--- Begin ---

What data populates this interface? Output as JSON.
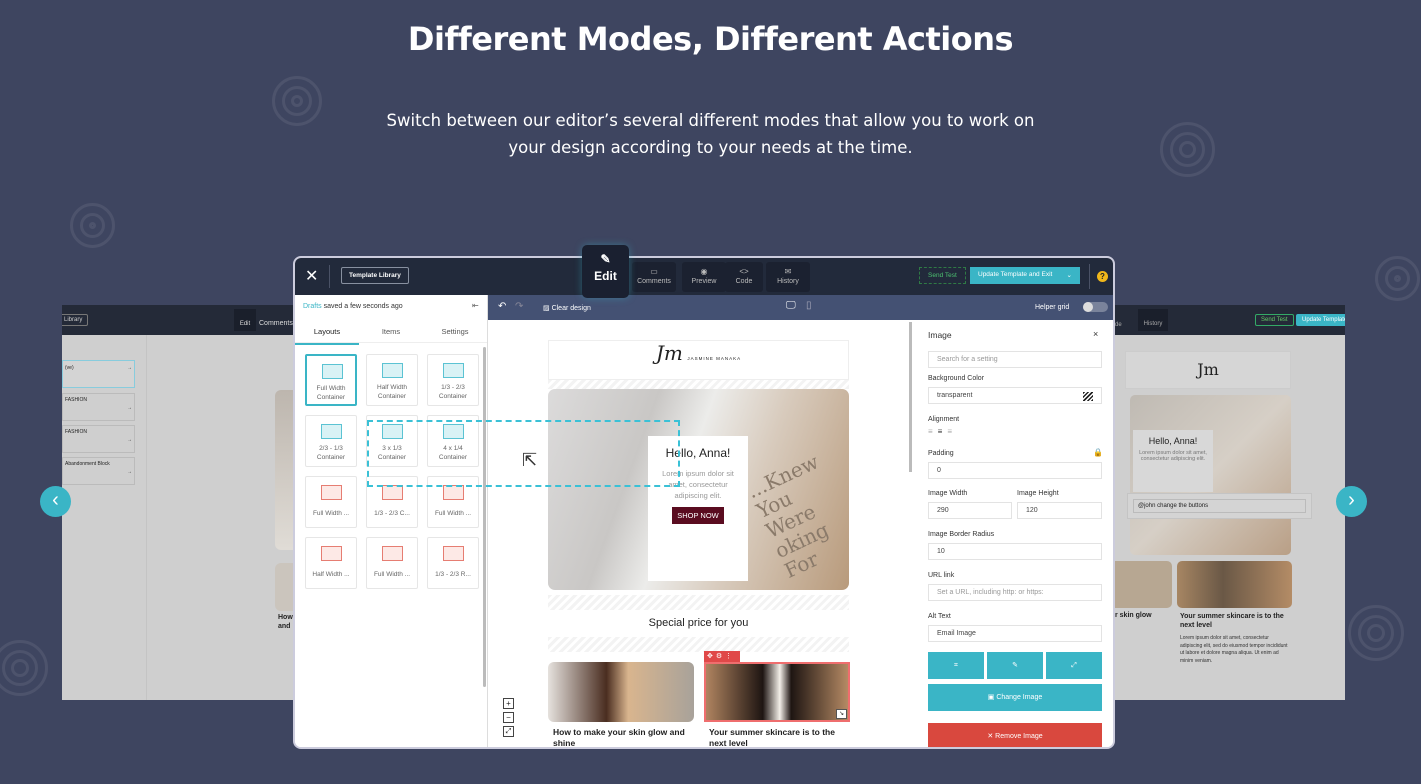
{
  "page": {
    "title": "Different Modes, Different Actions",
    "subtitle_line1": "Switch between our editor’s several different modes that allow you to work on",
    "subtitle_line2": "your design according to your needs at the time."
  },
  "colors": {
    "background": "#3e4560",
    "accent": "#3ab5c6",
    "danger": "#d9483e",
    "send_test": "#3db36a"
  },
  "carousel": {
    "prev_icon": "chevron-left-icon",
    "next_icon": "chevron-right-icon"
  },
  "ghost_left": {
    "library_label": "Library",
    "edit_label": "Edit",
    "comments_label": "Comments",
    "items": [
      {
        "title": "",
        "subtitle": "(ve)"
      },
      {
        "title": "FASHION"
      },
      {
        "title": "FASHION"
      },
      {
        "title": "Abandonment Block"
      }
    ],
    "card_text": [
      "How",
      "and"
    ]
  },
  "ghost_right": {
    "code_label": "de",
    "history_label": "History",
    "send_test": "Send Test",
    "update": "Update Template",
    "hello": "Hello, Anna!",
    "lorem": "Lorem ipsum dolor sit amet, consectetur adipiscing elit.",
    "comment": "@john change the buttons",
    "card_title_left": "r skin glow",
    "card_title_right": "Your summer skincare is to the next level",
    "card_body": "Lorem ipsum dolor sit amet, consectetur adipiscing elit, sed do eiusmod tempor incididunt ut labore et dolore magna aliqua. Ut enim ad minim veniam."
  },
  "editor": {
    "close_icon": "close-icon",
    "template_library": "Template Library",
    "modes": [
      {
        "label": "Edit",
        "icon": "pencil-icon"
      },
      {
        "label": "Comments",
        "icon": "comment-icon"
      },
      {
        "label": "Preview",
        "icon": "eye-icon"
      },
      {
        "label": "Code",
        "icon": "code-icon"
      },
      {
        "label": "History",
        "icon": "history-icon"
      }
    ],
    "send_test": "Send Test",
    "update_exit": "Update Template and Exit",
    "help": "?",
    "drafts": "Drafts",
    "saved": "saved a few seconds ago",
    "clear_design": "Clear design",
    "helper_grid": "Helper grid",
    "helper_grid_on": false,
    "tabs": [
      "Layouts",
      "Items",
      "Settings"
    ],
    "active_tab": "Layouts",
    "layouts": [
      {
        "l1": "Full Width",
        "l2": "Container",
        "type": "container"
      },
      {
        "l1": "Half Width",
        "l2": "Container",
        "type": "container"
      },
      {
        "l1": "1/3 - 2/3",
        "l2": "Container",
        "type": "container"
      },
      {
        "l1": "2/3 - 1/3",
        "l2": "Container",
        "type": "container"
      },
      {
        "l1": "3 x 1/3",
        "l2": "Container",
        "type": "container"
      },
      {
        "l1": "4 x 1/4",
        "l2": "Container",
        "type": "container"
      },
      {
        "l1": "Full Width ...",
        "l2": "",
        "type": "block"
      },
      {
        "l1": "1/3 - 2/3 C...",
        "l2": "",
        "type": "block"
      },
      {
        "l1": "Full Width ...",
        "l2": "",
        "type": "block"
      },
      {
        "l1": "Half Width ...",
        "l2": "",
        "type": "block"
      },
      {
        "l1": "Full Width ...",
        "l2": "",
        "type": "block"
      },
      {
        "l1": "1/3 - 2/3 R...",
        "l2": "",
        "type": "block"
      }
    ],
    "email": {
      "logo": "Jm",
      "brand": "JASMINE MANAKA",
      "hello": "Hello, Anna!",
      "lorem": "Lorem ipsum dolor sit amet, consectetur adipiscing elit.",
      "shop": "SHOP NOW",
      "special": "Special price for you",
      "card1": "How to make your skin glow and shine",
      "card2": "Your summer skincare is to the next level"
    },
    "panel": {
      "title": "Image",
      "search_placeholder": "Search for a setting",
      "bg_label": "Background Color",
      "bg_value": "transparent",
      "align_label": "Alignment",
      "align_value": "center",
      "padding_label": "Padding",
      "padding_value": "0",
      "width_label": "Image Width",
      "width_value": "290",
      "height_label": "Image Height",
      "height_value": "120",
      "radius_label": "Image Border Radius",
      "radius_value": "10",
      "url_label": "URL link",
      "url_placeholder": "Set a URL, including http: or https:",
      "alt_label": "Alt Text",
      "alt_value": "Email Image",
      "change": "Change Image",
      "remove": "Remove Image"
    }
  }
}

--- End ---
--- Begin ---

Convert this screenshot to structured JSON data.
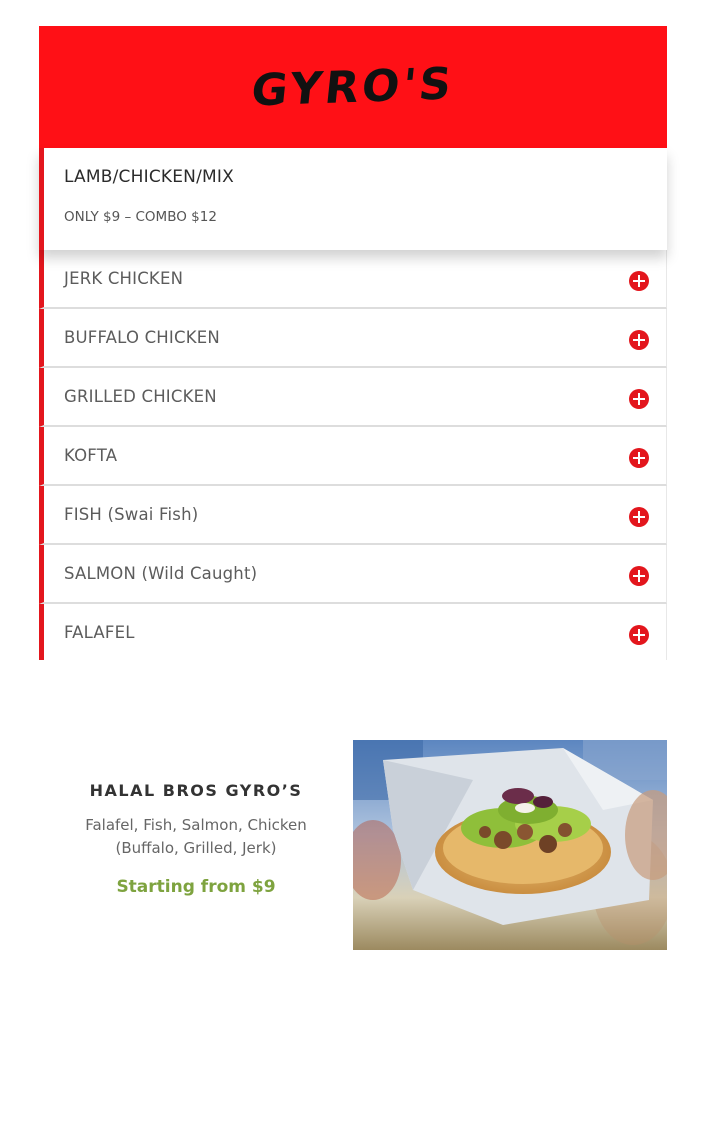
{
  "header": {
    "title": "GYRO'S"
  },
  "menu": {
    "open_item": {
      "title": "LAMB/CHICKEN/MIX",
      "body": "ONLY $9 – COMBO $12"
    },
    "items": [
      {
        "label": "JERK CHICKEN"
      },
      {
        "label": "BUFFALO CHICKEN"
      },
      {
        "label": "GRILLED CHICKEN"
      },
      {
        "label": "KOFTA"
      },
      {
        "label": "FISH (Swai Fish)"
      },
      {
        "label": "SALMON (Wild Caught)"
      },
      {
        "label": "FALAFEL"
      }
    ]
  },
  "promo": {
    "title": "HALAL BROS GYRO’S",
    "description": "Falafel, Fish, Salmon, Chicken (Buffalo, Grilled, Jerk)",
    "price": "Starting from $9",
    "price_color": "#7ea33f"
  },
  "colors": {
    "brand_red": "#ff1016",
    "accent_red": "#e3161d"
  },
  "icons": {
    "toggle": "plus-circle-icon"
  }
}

--- End ---

### Task directions
Where a line in the material contains "this", copy that line.

### Answer to the problem
What data populates this interface? Output as JSON.
Convert this screenshot to structured JSON data.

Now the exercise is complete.